#### AVAILABLE DATA
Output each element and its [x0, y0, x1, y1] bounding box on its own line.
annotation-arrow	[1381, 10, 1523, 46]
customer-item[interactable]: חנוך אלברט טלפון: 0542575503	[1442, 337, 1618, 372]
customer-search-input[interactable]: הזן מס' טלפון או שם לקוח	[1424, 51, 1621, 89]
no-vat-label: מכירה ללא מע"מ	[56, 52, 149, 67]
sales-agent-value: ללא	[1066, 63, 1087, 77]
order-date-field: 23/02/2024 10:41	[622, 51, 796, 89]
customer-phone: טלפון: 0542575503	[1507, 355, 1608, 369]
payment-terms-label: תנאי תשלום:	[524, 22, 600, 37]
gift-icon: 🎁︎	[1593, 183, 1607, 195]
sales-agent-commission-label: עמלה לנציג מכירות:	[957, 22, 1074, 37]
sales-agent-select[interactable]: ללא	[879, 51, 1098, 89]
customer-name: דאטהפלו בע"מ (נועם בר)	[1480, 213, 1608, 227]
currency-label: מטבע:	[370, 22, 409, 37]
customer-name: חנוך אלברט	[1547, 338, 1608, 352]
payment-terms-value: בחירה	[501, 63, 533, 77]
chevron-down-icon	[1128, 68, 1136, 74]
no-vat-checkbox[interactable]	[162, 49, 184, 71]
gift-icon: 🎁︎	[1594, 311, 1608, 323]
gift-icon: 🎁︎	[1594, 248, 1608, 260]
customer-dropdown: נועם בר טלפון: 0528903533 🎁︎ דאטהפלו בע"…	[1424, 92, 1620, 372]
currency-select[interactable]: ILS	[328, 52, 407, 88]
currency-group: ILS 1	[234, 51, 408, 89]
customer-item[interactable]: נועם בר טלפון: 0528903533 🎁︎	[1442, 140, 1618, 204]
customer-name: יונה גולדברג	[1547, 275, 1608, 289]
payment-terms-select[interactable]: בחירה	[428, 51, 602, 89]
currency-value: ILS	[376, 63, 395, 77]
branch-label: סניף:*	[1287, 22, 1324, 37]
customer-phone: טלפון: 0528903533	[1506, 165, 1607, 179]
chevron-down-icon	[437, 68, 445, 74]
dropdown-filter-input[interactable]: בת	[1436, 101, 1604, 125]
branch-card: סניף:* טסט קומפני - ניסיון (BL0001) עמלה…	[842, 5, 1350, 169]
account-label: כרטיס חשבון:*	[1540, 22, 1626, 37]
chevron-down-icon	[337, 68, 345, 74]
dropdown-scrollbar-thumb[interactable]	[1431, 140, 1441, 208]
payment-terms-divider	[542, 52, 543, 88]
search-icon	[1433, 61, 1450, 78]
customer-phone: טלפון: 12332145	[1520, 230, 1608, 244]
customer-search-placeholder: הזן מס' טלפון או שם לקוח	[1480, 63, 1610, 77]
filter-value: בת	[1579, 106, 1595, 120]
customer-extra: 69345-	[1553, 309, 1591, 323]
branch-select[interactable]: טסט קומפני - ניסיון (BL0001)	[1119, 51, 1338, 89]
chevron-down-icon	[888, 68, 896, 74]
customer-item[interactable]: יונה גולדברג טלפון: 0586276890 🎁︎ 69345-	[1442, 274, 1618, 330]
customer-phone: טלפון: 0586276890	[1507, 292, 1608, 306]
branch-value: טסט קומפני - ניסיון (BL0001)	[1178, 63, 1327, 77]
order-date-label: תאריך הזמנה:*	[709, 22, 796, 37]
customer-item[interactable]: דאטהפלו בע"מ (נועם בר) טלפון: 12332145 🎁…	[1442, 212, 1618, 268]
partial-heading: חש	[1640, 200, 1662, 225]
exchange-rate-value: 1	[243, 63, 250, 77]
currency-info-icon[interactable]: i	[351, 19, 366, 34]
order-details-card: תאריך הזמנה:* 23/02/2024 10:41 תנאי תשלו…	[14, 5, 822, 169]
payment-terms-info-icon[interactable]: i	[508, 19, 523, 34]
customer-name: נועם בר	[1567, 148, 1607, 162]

#### WHAT THIS TASK INVOLVES
Copy every line of the listing above exactly, in the same order, keeping all characters, spacing and bounding-box numbers unchanged.

#### ANSWER BELOW
Output each element and its [x0, y0, x1, y1] bounding box on its own line.
annotation-arrow	[1381, 10, 1523, 46]
customer-item[interactable]: חנוך אלברט טלפון: 0542575503	[1442, 337, 1618, 372]
customer-search-input[interactable]: הזן מס' טלפון או שם לקוח	[1424, 51, 1621, 89]
no-vat-label: מכירה ללא מע"מ	[56, 52, 149, 67]
sales-agent-value: ללא	[1066, 63, 1087, 77]
order-date-field: 23/02/2024 10:41	[622, 51, 796, 89]
customer-phone: טלפון: 0542575503	[1507, 355, 1608, 369]
payment-terms-label: תנאי תשלום:	[524, 22, 600, 37]
gift-icon: 🎁︎	[1593, 183, 1607, 195]
sales-agent-commission-label: עמלה לנציג מכירות:	[957, 22, 1074, 37]
sales-agent-select[interactable]: ללא	[879, 51, 1098, 89]
customer-name: דאטהפלו בע"מ (נועם בר)	[1480, 213, 1608, 227]
currency-label: מטבע:	[370, 22, 409, 37]
customer-name: חנוך אלברט	[1547, 338, 1608, 352]
payment-terms-value: בחירה	[501, 63, 533, 77]
chevron-down-icon	[1128, 68, 1136, 74]
no-vat-checkbox[interactable]	[162, 49, 184, 71]
gift-icon: 🎁︎	[1594, 311, 1608, 323]
gift-icon: 🎁︎	[1594, 248, 1608, 260]
customer-dropdown: נועם בר טלפון: 0528903533 🎁︎ דאטהפלו בע"…	[1424, 92, 1620, 372]
currency-select[interactable]: ILS	[328, 52, 407, 88]
currency-group: ILS 1	[234, 51, 408, 89]
customer-item[interactable]: נועם בר טלפון: 0528903533 🎁︎	[1442, 140, 1618, 204]
customer-name: יונה גולדברג	[1547, 275, 1608, 289]
payment-terms-select[interactable]: בחירה	[428, 51, 602, 89]
currency-value: ILS	[376, 63, 395, 77]
branch-label: סניף:*	[1287, 22, 1324, 37]
customer-phone: טלפון: 0528903533	[1506, 165, 1607, 179]
chevron-down-icon	[437, 68, 445, 74]
dropdown-filter-input[interactable]: בת	[1436, 101, 1604, 125]
branch-card: סניף:* טסט קומפני - ניסיון (BL0001) עמלה…	[842, 5, 1350, 169]
account-label: כרטיס חשבון:*	[1540, 22, 1626, 37]
chevron-down-icon	[337, 68, 345, 74]
dropdown-scrollbar-thumb[interactable]	[1431, 140, 1441, 208]
payment-terms-divider	[542, 52, 543, 88]
search-icon	[1433, 61, 1450, 78]
customer-phone: טלפון: 12332145	[1520, 230, 1608, 244]
customer-search-placeholder: הזן מס' טלפון או שם לקוח	[1480, 63, 1610, 77]
filter-value: בת	[1579, 106, 1595, 120]
customer-extra: 69345-	[1553, 309, 1591, 323]
branch-select[interactable]: טסט קומפני - ניסיון (BL0001)	[1119, 51, 1338, 89]
chevron-down-icon	[888, 68, 896, 74]
customer-item[interactable]: יונה גולדברג טלפון: 0586276890 🎁︎ 69345-	[1442, 274, 1618, 330]
customer-phone: טלפון: 0586276890	[1507, 292, 1608, 306]
branch-value: טסט קומפני - ניסיון (BL0001)	[1178, 63, 1327, 77]
order-date-label: תאריך הזמנה:*	[709, 22, 796, 37]
customer-item[interactable]: דאטהפלו בע"מ (נועם בר) טלפון: 12332145 🎁…	[1442, 212, 1618, 268]
partial-heading: חש	[1640, 200, 1662, 225]
exchange-rate-value: 1	[243, 63, 250, 77]
currency-info-icon[interactable]: i	[351, 19, 366, 34]
order-details-card: תאריך הזמנה:* 23/02/2024 10:41 תנאי תשלו…	[14, 5, 822, 169]
payment-terms-info-icon[interactable]: i	[508, 19, 523, 34]
customer-name: נועם בר	[1567, 148, 1607, 162]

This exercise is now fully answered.